- [Records to use]
· · ·
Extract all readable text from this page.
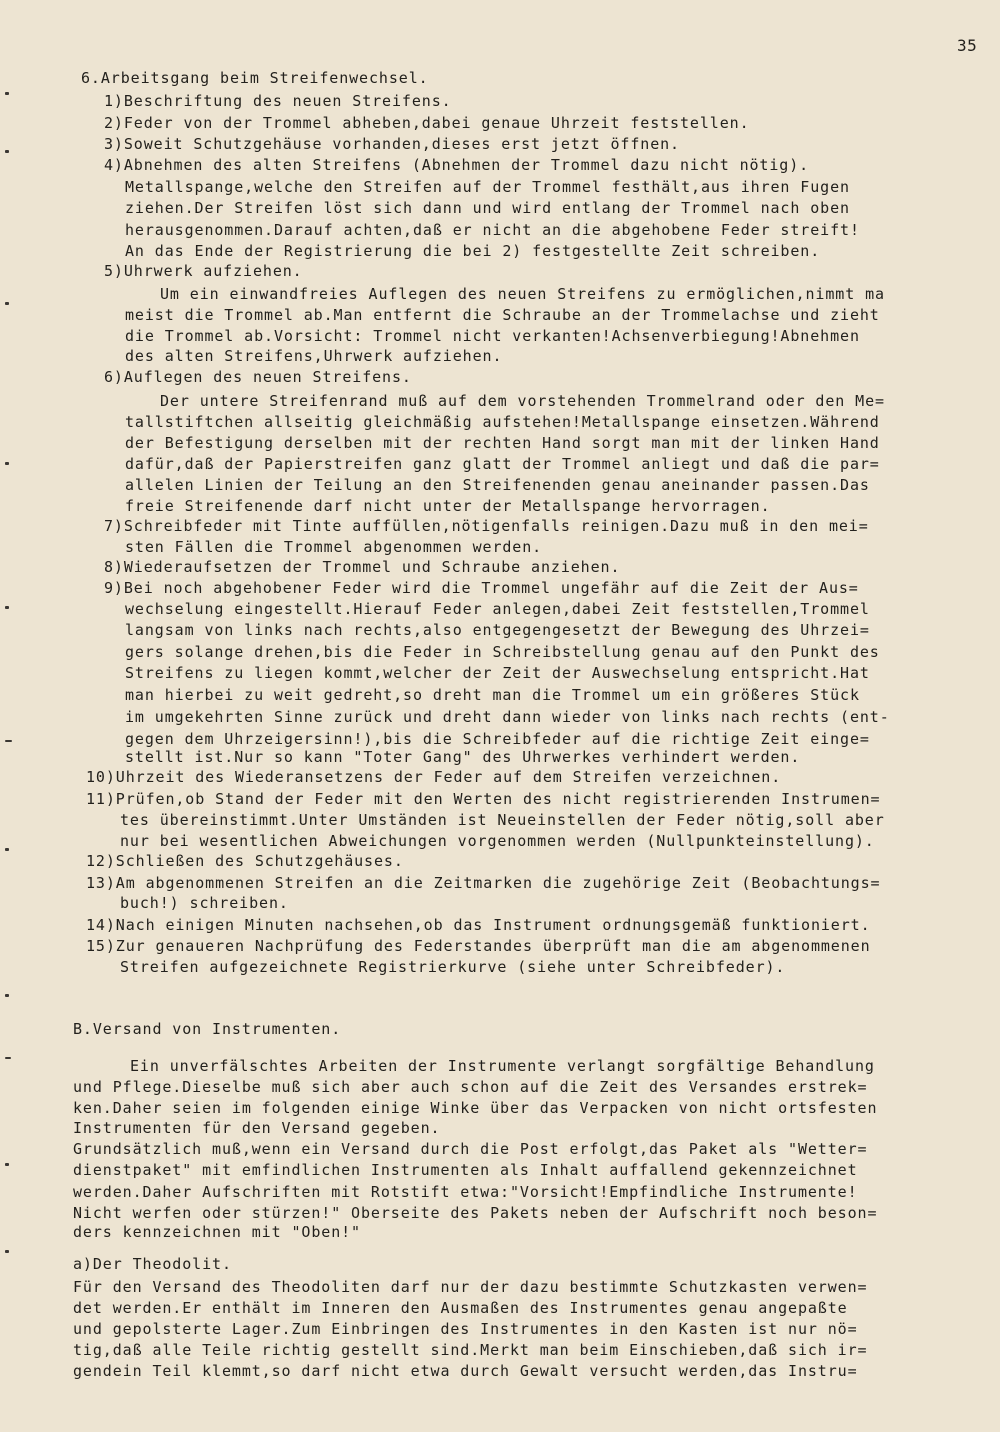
35
6.Arbeitsgang beim Streifenwechsel.
1)Beschriftung des neuen Streifens.
2)Feder von der Trommel abheben,dabei genaue Uhrzeit feststellen.
3)Soweit Schutzgehäuse vorhanden,dieses erst jetzt öffnen.
4)Abnehmen des alten Streifens (Abnehmen der Trommel dazu nicht nötig).
Metallspange,welche den Streifen auf der Trommel festhält,aus ihren Fugen
ziehen.Der Streifen löst sich dann und wird entlang der Trommel nach oben
herausgenommen.Darauf achten,daß er nicht an die abgehobene Feder streift!
An das Ende der Registrierung die bei 2) festgestellte Zeit schreiben.
5)Uhrwerk aufziehen.
Um ein einwandfreies Auflegen des neuen Streifens zu ermöglichen,nimmt ma
meist die Trommel ab.Man entfernt die Schraube an der Trommelachse und zieht
die Trommel ab.Vorsicht: Trommel nicht verkanten!Achsenverbiegung!Abnehmen
des alten Streifens,Uhrwerk aufziehen.
6)Auflegen des neuen Streifens.
Der untere Streifenrand muß auf dem vorstehenden Trommelrand oder den Me=
tallstiftchen allseitig gleichmäßig aufstehen!Metallspange einsetzen.Während
der Befestigung derselben mit der rechten Hand sorgt man mit der linken Hand
dafür,daß der Papierstreifen ganz glatt der Trommel anliegt und daß die par=
allelen Linien der Teilung an den Streifenenden genau aneinander passen.Das
freie Streifenende darf nicht unter der Metallspange hervorragen.
7)Schreibfeder mit Tinte auffüllen,nötigenfalls reinigen.Dazu muß in den mei=
sten Fällen die Trommel abgenommen werden.
8)Wiederaufsetzen der Trommel und Schraube anziehen.
9)Bei noch abgehobener Feder wird die Trommel ungefähr auf die Zeit der Aus=
wechselung eingestellt.Hierauf Feder anlegen,dabei Zeit feststellen,Trommel
langsam von links nach rechts,also entgegengesetzt der Bewegung des Uhrzei=
gers solange drehen,bis die Feder in Schreibstellung genau auf den Punkt des
Streifens zu liegen kommt,welcher der Zeit der Auswechselung entspricht.Hat
man hierbei zu weit gedreht,so dreht man die Trommel um ein größeres Stück
im umgekehrten Sinne zurück und dreht dann wieder von links nach rechts (ent-
gegen dem Uhrzeigersinn!),bis die Schreibfeder auf die richtige Zeit einge=
stellt ist.Nur so kann "Toter Gang" des Uhrwerkes verhindert werden.
10)Uhrzeit des Wiederansetzens der Feder auf dem Streifen verzeichnen.
11)Prüfen,ob Stand der Feder mit den Werten des nicht registrierenden Instrumen=
tes übereinstimmt.Unter Umständen ist Neueinstellen der Feder nötig,soll aber
nur bei wesentlichen Abweichungen vorgenommen werden (Nullpunkteinstellung).
12)Schließen des Schutzgehäuses.
13)Am abgenommenen Streifen an die Zeitmarken die zugehörige Zeit (Beobachtungs=
buch!) schreiben.
14)Nach einigen Minuten nachsehen,ob das Instrument ordnungsgemäß funktioniert.
15)Zur genaueren Nachprüfung des Federstandes überprüft man die am abgenommenen
Streifen aufgezeichnete Registrierkurve (siehe unter Schreibfeder).
B.Versand von Instrumenten.
Ein unverfälschtes Arbeiten der Instrumente verlangt sorgfältige Behandlung
und Pflege.Dieselbe muß sich aber auch schon auf die Zeit des Versandes erstrek=
ken.Daher seien im folgenden einige Winke über das Verpacken von nicht ortsfesten
Instrumenten für den Versand gegeben.
Grundsätzlich muß,wenn ein Versand durch die Post erfolgt,das Paket als "Wetter=
dienstpaket" mit emfindlichen Instrumenten als Inhalt auffallend gekennzeichnet
werden.Daher Aufschriften mit Rotstift etwa:"Vorsicht!Empfindliche Instrumente!
Nicht werfen oder stürzen!" Oberseite des Pakets neben der Aufschrift noch beson=
ders kennzeichnen mit "Oben!"
a)Der Theodolit.
Für den Versand des Theodoliten darf nur der dazu bestimmte Schutzkasten verwen=
det werden.Er enthält im Inneren den Ausmaßen des Instrumentes genau angepaßte
und gepolsterte Lager.Zum Einbringen des Instrumentes in den Kasten ist nur nö=
tig,daß alle Teile richtig gestellt sind.Merkt man beim Einschieben,daß sich ir=
gendein Teil klemmt,so darf nicht etwa durch Gewalt versucht werden,das Instru=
· · ·
- [Task prompt]
Could you filter the material above and copy each line that holds the word "darf"?

- [Answer box]
freie Streifenende darf nicht unter der Metallspange hervorragen.
Für den Versand des Theodoliten darf nur der dazu bestimmte Schutzkasten verwen=
gendein Teil klemmt,so darf nicht etwa durch Gewalt versucht werden,das Instru=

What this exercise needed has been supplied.